WRITTEN EXERCISE -
Write every line of the material out exactly as shown.

Records about charts and figures:
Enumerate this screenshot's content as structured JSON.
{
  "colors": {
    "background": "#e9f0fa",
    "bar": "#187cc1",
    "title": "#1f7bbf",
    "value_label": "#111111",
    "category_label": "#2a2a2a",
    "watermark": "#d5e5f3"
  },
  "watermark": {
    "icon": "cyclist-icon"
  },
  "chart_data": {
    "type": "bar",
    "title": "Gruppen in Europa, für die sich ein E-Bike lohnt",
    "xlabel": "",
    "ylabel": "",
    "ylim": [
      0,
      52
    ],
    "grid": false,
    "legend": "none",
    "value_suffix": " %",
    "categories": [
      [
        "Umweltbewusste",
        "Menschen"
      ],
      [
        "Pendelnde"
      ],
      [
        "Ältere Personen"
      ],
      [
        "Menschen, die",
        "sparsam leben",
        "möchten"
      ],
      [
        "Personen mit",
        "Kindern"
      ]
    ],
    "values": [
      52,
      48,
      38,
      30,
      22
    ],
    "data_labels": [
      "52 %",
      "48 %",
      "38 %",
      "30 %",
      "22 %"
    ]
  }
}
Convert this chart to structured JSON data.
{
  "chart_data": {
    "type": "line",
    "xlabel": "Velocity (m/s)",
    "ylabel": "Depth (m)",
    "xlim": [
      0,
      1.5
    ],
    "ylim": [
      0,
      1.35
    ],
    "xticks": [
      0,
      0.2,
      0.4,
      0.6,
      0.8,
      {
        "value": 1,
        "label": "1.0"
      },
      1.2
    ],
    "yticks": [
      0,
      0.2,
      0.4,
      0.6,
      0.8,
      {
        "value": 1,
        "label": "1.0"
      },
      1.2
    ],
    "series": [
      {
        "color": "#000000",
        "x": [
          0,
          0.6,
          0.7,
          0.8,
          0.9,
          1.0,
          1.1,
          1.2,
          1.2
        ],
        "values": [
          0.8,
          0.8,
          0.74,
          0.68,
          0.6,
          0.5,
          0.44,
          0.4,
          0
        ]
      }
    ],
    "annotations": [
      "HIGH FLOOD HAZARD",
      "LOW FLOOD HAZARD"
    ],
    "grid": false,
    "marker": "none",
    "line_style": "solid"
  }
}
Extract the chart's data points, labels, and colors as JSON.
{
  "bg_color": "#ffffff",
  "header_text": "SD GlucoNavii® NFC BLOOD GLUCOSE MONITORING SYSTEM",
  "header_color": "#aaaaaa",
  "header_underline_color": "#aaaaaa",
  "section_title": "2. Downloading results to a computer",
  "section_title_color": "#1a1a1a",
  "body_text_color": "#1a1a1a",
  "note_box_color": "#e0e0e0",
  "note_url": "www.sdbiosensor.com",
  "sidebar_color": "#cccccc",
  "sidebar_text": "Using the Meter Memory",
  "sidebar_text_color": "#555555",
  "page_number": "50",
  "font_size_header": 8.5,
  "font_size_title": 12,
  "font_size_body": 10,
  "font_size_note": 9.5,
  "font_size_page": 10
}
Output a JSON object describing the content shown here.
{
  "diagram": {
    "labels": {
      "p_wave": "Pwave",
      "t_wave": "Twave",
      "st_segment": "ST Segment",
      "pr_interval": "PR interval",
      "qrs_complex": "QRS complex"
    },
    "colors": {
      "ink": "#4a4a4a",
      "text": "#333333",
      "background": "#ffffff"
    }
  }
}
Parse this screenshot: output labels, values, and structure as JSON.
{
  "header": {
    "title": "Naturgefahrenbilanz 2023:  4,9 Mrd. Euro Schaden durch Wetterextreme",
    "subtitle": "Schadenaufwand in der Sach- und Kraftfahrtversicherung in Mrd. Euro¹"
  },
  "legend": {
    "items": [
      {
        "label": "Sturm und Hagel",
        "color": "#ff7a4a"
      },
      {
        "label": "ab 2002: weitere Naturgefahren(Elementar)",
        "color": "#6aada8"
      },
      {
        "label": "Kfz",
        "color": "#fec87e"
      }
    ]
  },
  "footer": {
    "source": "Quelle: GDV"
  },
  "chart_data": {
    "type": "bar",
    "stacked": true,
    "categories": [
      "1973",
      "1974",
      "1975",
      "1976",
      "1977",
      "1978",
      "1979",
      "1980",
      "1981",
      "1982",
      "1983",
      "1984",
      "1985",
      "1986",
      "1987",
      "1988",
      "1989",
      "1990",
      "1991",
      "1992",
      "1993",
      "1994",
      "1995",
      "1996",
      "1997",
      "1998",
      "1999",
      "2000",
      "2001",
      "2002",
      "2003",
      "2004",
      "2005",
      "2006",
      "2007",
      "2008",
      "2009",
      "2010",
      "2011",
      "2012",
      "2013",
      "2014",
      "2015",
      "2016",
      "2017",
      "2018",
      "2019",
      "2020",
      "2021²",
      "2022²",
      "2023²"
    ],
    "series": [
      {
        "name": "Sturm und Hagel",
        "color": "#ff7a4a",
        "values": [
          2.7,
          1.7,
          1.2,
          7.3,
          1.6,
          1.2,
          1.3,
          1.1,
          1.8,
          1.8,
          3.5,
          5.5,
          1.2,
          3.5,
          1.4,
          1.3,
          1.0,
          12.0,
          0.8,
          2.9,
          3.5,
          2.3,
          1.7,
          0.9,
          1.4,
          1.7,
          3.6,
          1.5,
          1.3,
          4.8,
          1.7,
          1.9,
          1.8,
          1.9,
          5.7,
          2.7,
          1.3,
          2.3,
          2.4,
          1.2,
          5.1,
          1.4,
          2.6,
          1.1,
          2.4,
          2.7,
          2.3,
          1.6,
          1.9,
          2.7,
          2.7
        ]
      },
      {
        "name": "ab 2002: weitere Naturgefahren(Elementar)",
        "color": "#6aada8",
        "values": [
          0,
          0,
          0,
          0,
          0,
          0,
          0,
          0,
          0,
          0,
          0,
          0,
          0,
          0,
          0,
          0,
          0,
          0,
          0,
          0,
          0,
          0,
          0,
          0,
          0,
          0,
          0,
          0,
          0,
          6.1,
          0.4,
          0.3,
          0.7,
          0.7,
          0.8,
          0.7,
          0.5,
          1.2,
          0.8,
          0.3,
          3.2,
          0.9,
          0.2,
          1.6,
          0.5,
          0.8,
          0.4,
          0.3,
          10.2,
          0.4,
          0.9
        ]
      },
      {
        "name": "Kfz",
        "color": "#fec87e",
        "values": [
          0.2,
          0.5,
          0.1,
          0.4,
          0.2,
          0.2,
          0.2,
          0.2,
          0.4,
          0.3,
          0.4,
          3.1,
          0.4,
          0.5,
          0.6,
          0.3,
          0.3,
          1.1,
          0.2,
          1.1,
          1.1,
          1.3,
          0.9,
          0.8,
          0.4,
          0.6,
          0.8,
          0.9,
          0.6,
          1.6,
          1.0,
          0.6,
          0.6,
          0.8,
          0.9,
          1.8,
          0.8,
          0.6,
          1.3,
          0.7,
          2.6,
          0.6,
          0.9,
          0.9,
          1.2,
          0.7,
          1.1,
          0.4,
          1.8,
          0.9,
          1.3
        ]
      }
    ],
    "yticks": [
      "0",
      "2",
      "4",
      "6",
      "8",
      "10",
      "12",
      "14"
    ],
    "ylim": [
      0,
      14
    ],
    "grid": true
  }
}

EXERCISE ANSWER -
Enumerate this screenshot's content as structured JSON.
{
  "colors": {
    "background": "#e9f0fa",
    "bar": "#187cc1",
    "title": "#1f7bbf",
    "value_label": "#111111",
    "category_label": "#2a2a2a",
    "watermark": "#d5e5f3"
  },
  "watermark": {
    "icon": "cyclist-icon"
  },
  "chart_data": {
    "type": "bar",
    "title": "Gruppen in Europa, für die sich ein E-Bike lohnt",
    "xlabel": "",
    "ylabel": "",
    "ylim": [
      0,
      52
    ],
    "grid": false,
    "legend": "none",
    "value_suffix": " %",
    "categories": [
      [
        "Umweltbewusste",
        "Menschen"
      ],
      [
        "Pendelnde"
      ],
      [
        "Ältere Personen"
      ],
      [
        "Menschen, die",
        "sparsam leben",
        "möchten"
      ],
      [
        "Personen mit",
        "Kindern"
      ]
    ],
    "values": [
      52,
      48,
      38,
      30,
      22
    ],
    "data_labels": [
      "52 %",
      "48 %",
      "38 %",
      "30 %",
      "22 %"
    ]
  }
}
Convert this chart to structured JSON data.
{
  "chart_data": {
    "type": "line",
    "xlabel": "Velocity (m/s)",
    "ylabel": "Depth (m)",
    "xlim": [
      0,
      1.5
    ],
    "ylim": [
      0,
      1.35
    ],
    "xticks": [
      0,
      0.2,
      0.4,
      0.6,
      0.8,
      {
        "value": 1,
        "label": "1.0"
      },
      1.2
    ],
    "yticks": [
      0,
      0.2,
      0.4,
      0.6,
      0.8,
      {
        "value": 1,
        "label": "1.0"
      },
      1.2
    ],
    "series": [
      {
        "color": "#000000",
        "x": [
          0,
          0.6,
          0.7,
          0.8,
          0.9,
          1.0,
          1.1,
          1.2,
          1.2
        ],
        "values": [
          0.8,
          0.8,
          0.74,
          0.68,
          0.6,
          0.5,
          0.44,
          0.4,
          0
        ]
      }
    ],
    "annotations": [
      "HIGH FLOOD HAZARD",
      "LOW FLOOD HAZARD"
    ],
    "grid": false,
    "marker": "none",
    "line_style": "solid"
  }
}
Extract the chart's data points, labels, and colors as JSON.
{
  "bg_color": "#ffffff",
  "header_text": "SD GlucoNavii® NFC BLOOD GLUCOSE MONITORING SYSTEM",
  "header_color": "#aaaaaa",
  "header_underline_color": "#aaaaaa",
  "section_title": "2. Downloading results to a computer",
  "section_title_color": "#1a1a1a",
  "body_text_color": "#1a1a1a",
  "note_box_color": "#e0e0e0",
  "note_url": "www.sdbiosensor.com",
  "sidebar_color": "#cccccc",
  "sidebar_text": "Using the Meter Memory",
  "sidebar_text_color": "#555555",
  "page_number": "50",
  "font_size_header": 8.5,
  "font_size_title": 12,
  "font_size_body": 10,
  "font_size_note": 9.5,
  "font_size_page": 10
}
Output a JSON object describing the content shown here.
{
  "diagram": {
    "labels": {
      "p_wave": "Pwave",
      "t_wave": "Twave",
      "st_segment": "ST Segment",
      "pr_interval": "PR interval",
      "qrs_complex": "QRS complex"
    },
    "colors": {
      "ink": "#4a4a4a",
      "text": "#333333",
      "background": "#ffffff"
    }
  }
}
Parse this screenshot: output labels, values, and structure as JSON.
{
  "header": {
    "title": "Naturgefahrenbilanz 2023:  4,9 Mrd. Euro Schaden durch Wetterextreme",
    "subtitle": "Schadenaufwand in der Sach- und Kraftfahrtversicherung in Mrd. Euro¹"
  },
  "legend": {
    "items": [
      {
        "label": "Sturm und Hagel",
        "color": "#ff7a4a"
      },
      {
        "label": "ab 2002: weitere Naturgefahren(Elementar)",
        "color": "#6aada8"
      },
      {
        "label": "Kfz",
        "color": "#fec87e"
      }
    ]
  },
  "footer": {
    "source": "Quelle: GDV"
  },
  "chart_data": {
    "type": "bar",
    "stacked": true,
    "categories": [
      "1973",
      "1974",
      "1975",
      "1976",
      "1977",
      "1978",
      "1979",
      "1980",
      "1981",
      "1982",
      "1983",
      "1984",
      "1985",
      "1986",
      "1987",
      "1988",
      "1989",
      "1990",
      "1991",
      "1992",
      "1993",
      "1994",
      "1995",
      "1996",
      "1997",
      "1998",
      "1999",
      "2000",
      "2001",
      "2002",
      "2003",
      "2004",
      "2005",
      "2006",
      "2007",
      "2008",
      "2009",
      "2010",
      "2011",
      "2012",
      "2013",
      "2014",
      "2015",
      "2016",
      "2017",
      "2018",
      "2019",
      "2020",
      "2021²",
      "2022²",
      "2023²"
    ],
    "series": [
      {
        "name": "Sturm und Hagel",
        "color": "#ff7a4a",
        "values": [
          2.7,
          1.7,
          1.2,
          7.3,
          1.6,
          1.2,
          1.3,
          1.1,
          1.8,
          1.8,
          3.5,
          5.5,
          1.2,
          3.5,
          1.4,
          1.3,
          1.0,
          12.0,
          0.8,
          2.9,
          3.5,
          2.3,
          1.7,
          0.9,
          1.4,
          1.7,
          3.6,
          1.5,
          1.3,
          4.8,
          1.7,
          1.9,
          1.8,
          1.9,
          5.7,
          2.7,
          1.3,
          2.3,
          2.4,
          1.2,
          5.1,
          1.4,
          2.6,
          1.1,
          2.4,
          2.7,
          2.3,
          1.6,
          1.9,
          2.7,
          2.7
        ]
      },
      {
        "name": "ab 2002: weitere Naturgefahren(Elementar)",
        "color": "#6aada8",
        "values": [
          0,
          0,
          0,
          0,
          0,
          0,
          0,
          0,
          0,
          0,
          0,
          0,
          0,
          0,
          0,
          0,
          0,
          0,
          0,
          0,
          0,
          0,
          0,
          0,
          0,
          0,
          0,
          0,
          0,
          6.1,
          0.4,
          0.3,
          0.7,
          0.7,
          0.8,
          0.7,
          0.5,
          1.2,
          0.8,
          0.3,
          3.2,
          0.9,
          0.2,
          1.6,
          0.5,
          0.8,
          0.4,
          0.3,
          10.2,
          0.4,
          0.9
        ]
      },
      {
        "name": "Kfz",
        "color": "#fec87e",
        "values": [
          0.2,
          0.5,
          0.1,
          0.4,
          0.2,
          0.2,
          0.2,
          0.2,
          0.4,
          0.3,
          0.4,
          3.1,
          0.4,
          0.5,
          0.6,
          0.3,
          0.3,
          1.1,
          0.2,
          1.1,
          1.1,
          1.3,
          0.9,
          0.8,
          0.4,
          0.6,
          0.8,
          0.9,
          0.6,
          1.6,
          1.0,
          0.6,
          0.6,
          0.8,
          0.9,
          1.8,
          0.8,
          0.6,
          1.3,
          0.7,
          2.6,
          0.6,
          0.9,
          0.9,
          1.2,
          0.7,
          1.1,
          0.4,
          1.8,
          0.9,
          1.3
        ]
      }
    ],
    "yticks": [
      "0",
      "2",
      "4",
      "6",
      "8",
      "10",
      "12",
      "14"
    ],
    "ylim": [
      0,
      14
    ],
    "grid": true
  }
}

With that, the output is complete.